WHAT IS EXPECTED:
All records should be reproduced verbatim.

*** RECORDS FOR THIS EXERCISE ***

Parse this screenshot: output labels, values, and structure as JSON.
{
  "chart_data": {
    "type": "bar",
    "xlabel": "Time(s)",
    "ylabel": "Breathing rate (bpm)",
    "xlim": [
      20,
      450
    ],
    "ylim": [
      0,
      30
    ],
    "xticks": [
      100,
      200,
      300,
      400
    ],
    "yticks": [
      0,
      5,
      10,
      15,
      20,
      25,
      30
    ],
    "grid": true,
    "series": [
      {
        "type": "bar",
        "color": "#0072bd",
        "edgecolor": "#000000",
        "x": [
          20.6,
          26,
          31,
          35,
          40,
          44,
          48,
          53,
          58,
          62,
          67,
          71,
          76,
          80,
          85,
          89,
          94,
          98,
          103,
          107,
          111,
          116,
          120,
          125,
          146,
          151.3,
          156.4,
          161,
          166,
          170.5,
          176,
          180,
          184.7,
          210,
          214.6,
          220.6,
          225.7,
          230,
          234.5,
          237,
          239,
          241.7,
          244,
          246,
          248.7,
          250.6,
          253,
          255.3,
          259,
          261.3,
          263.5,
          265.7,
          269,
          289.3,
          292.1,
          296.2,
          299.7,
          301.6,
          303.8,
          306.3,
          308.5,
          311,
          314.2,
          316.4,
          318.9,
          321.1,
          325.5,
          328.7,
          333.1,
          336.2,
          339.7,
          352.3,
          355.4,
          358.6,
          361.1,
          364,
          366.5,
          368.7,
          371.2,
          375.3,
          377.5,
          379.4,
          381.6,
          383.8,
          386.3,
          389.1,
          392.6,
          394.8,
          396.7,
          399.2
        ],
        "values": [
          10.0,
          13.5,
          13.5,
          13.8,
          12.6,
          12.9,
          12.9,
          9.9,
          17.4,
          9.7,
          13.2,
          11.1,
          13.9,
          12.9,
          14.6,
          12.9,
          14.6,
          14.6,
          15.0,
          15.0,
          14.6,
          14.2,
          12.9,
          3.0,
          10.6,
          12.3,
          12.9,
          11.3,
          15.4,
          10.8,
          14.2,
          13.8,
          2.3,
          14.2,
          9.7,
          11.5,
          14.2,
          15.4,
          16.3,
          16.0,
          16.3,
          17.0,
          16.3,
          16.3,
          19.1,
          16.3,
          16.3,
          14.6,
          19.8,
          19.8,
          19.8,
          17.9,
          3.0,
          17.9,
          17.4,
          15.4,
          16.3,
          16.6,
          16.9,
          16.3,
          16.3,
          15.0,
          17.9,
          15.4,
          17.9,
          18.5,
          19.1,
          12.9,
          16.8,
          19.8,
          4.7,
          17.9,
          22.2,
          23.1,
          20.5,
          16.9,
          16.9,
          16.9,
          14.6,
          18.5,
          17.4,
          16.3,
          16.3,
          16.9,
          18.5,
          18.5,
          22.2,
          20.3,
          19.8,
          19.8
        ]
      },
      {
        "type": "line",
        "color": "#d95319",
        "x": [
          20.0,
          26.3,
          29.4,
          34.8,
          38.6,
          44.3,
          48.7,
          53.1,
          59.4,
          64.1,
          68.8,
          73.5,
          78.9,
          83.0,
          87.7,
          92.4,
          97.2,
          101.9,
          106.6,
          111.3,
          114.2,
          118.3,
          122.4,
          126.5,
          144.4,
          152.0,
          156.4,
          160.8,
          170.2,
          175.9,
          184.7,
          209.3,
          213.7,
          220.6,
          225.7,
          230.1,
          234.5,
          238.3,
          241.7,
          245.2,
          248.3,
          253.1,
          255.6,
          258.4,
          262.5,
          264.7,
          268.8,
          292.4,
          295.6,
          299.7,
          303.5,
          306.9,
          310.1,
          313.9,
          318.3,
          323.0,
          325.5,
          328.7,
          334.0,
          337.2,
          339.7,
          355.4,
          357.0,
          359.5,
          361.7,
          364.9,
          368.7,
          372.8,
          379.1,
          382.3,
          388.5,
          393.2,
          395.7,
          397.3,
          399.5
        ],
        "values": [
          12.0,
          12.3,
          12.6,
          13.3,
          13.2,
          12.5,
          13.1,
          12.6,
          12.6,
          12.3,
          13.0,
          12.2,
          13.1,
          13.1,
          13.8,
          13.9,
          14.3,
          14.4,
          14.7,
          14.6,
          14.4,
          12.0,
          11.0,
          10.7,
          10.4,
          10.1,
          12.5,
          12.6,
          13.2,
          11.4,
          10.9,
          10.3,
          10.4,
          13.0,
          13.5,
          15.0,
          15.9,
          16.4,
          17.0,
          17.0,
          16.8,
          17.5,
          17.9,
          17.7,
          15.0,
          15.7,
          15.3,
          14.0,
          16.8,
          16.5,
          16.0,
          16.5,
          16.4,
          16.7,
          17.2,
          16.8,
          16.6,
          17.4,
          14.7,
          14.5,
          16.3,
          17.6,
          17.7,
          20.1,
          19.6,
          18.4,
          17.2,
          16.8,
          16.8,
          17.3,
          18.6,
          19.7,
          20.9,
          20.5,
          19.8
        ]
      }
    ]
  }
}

***

RESPONSE TO THIS TASK:
Parse this screenshot: output labels, values, and structure as JSON.
{
  "chart_data": {
    "type": "bar",
    "xlabel": "Time(s)",
    "ylabel": "Breathing rate (bpm)",
    "xlim": [
      20,
      450
    ],
    "ylim": [
      0,
      30
    ],
    "xticks": [
      100,
      200,
      300,
      400
    ],
    "yticks": [
      0,
      5,
      10,
      15,
      20,
      25,
      30
    ],
    "grid": true,
    "series": [
      {
        "type": "bar",
        "color": "#0072bd",
        "edgecolor": "#000000",
        "x": [
          20.6,
          26,
          31,
          35,
          40,
          44,
          48,
          53,
          58,
          62,
          67,
          71,
          76,
          80,
          85,
          89,
          94,
          98,
          103,
          107,
          111,
          116,
          120,
          125,
          146,
          151.3,
          156.4,
          161,
          166,
          170.5,
          176,
          180,
          184.7,
          210,
          214.6,
          220.6,
          225.7,
          230,
          234.5,
          237,
          239,
          241.7,
          244,
          246,
          248.7,
          250.6,
          253,
          255.3,
          259,
          261.3,
          263.5,
          265.7,
          269,
          289.3,
          292.1,
          296.2,
          299.7,
          301.6,
          303.8,
          306.3,
          308.5,
          311,
          314.2,
          316.4,
          318.9,
          321.1,
          325.5,
          328.7,
          333.1,
          336.2,
          339.7,
          352.3,
          355.4,
          358.6,
          361.1,
          364,
          366.5,
          368.7,
          371.2,
          375.3,
          377.5,
          379.4,
          381.6,
          383.8,
          386.3,
          389.1,
          392.6,
          394.8,
          396.7,
          399.2
        ],
        "values": [
          10.0,
          13.5,
          13.5,
          13.8,
          12.6,
          12.9,
          12.9,
          9.9,
          17.4,
          9.7,
          13.2,
          11.1,
          13.9,
          12.9,
          14.6,
          12.9,
          14.6,
          14.6,
          15.0,
          15.0,
          14.6,
          14.2,
          12.9,
          3.0,
          10.6,
          12.3,
          12.9,
          11.3,
          15.4,
          10.8,
          14.2,
          13.8,
          2.3,
          14.2,
          9.7,
          11.5,
          14.2,
          15.4,
          16.3,
          16.0,
          16.3,
          17.0,
          16.3,
          16.3,
          19.1,
          16.3,
          16.3,
          14.6,
          19.8,
          19.8,
          19.8,
          17.9,
          3.0,
          17.9,
          17.4,
          15.4,
          16.3,
          16.6,
          16.9,
          16.3,
          16.3,
          15.0,
          17.9,
          15.4,
          17.9,
          18.5,
          19.1,
          12.9,
          16.8,
          19.8,
          4.7,
          17.9,
          22.2,
          23.1,
          20.5,
          16.9,
          16.9,
          16.9,
          14.6,
          18.5,
          17.4,
          16.3,
          16.3,
          16.9,
          18.5,
          18.5,
          22.2,
          20.3,
          19.8,
          19.8
        ]
      },
      {
        "type": "line",
        "color": "#d95319",
        "x": [
          20.0,
          26.3,
          29.4,
          34.8,
          38.6,
          44.3,
          48.7,
          53.1,
          59.4,
          64.1,
          68.8,
          73.5,
          78.9,
          83.0,
          87.7,
          92.4,
          97.2,
          101.9,
          106.6,
          111.3,
          114.2,
          118.3,
          122.4,
          126.5,
          144.4,
          152.0,
          156.4,
          160.8,
          170.2,
          175.9,
          184.7,
          209.3,
          213.7,
          220.6,
          225.7,
          230.1,
          234.5,
          238.3,
          241.7,
          245.2,
          248.3,
          253.1,
          255.6,
          258.4,
          262.5,
          264.7,
          268.8,
          292.4,
          295.6,
          299.7,
          303.5,
          306.9,
          310.1,
          313.9,
          318.3,
          323.0,
          325.5,
          328.7,
          334.0,
          337.2,
          339.7,
          355.4,
          357.0,
          359.5,
          361.7,
          364.9,
          368.7,
          372.8,
          379.1,
          382.3,
          388.5,
          393.2,
          395.7,
          397.3,
          399.5
        ],
        "values": [
          12.0,
          12.3,
          12.6,
          13.3,
          13.2,
          12.5,
          13.1,
          12.6,
          12.6,
          12.3,
          13.0,
          12.2,
          13.1,
          13.1,
          13.8,
          13.9,
          14.3,
          14.4,
          14.7,
          14.6,
          14.4,
          12.0,
          11.0,
          10.7,
          10.4,
          10.1,
          12.5,
          12.6,
          13.2,
          11.4,
          10.9,
          10.3,
          10.4,
          13.0,
          13.5,
          15.0,
          15.9,
          16.4,
          17.0,
          17.0,
          16.8,
          17.5,
          17.9,
          17.7,
          15.0,
          15.7,
          15.3,
          14.0,
          16.8,
          16.5,
          16.0,
          16.5,
          16.4,
          16.7,
          17.2,
          16.8,
          16.6,
          17.4,
          14.7,
          14.5,
          16.3,
          17.6,
          17.7,
          20.1,
          19.6,
          18.4,
          17.2,
          16.8,
          16.8,
          17.3,
          18.6,
          19.7,
          20.9,
          20.5,
          19.8
        ]
      }
    ]
  }
}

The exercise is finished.